= EXERCISE TASK =
Give the entries again exactly, every one of them.

= MATERIALS PROVIDED =
+--

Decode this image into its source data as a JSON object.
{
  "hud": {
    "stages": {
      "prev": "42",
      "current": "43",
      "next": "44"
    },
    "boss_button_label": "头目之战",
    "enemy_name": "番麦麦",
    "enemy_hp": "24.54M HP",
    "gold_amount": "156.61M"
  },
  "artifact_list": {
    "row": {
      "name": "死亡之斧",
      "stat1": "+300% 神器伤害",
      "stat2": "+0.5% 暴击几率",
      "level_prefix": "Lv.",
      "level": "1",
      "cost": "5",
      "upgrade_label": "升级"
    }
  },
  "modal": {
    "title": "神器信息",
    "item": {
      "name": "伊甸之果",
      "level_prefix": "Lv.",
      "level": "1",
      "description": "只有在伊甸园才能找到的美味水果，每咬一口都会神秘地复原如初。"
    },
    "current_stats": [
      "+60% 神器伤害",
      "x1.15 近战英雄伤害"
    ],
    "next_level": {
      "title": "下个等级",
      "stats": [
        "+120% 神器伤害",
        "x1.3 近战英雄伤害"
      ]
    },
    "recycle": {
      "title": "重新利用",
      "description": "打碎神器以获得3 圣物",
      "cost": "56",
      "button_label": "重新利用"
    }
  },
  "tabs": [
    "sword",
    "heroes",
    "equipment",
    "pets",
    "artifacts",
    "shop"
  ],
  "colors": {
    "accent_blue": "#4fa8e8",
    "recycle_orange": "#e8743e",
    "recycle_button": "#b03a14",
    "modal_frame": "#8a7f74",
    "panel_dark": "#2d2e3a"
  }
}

+--

= ANSWER TO THIS EXERCISE =
Decode this image into its source data as a JSON object.
{
  "hud": {
    "stages": {
      "prev": "42",
      "current": "43",
      "next": "44"
    },
    "boss_button_label": "头目之战",
    "enemy_name": "番麦麦",
    "enemy_hp": "24.54M HP",
    "gold_amount": "156.61M"
  },
  "artifact_list": {
    "row": {
      "name": "死亡之斧",
      "stat1": "+300% 神器伤害",
      "stat2": "+0.5% 暴击几率",
      "level_prefix": "Lv.",
      "level": "1",
      "cost": "5",
      "upgrade_label": "升级"
    }
  },
  "modal": {
    "title": "神器信息",
    "item": {
      "name": "伊甸之果",
      "level_prefix": "Lv.",
      "level": "1",
      "description": "只有在伊甸园才能找到的美味水果，每咬一口都会神秘地复原如初。"
    },
    "current_stats": [
      "+60% 神器伤害",
      "x1.15 近战英雄伤害"
    ],
    "next_level": {
      "title": "下个等级",
      "stats": [
        "+120% 神器伤害",
        "x1.3 近战英雄伤害"
      ]
    },
    "recycle": {
      "title": "重新利用",
      "description": "打碎神器以获得3 圣物",
      "cost": "56",
      "button_label": "重新利用"
    }
  },
  "tabs": [
    "sword",
    "heroes",
    "equipment",
    "pets",
    "artifacts",
    "shop"
  ],
  "colors": {
    "accent_blue": "#4fa8e8",
    "recycle_orange": "#e8743e",
    "recycle_button": "#b03a14",
    "modal_frame": "#8a7f74",
    "panel_dark": "#2d2e3a"
  }
}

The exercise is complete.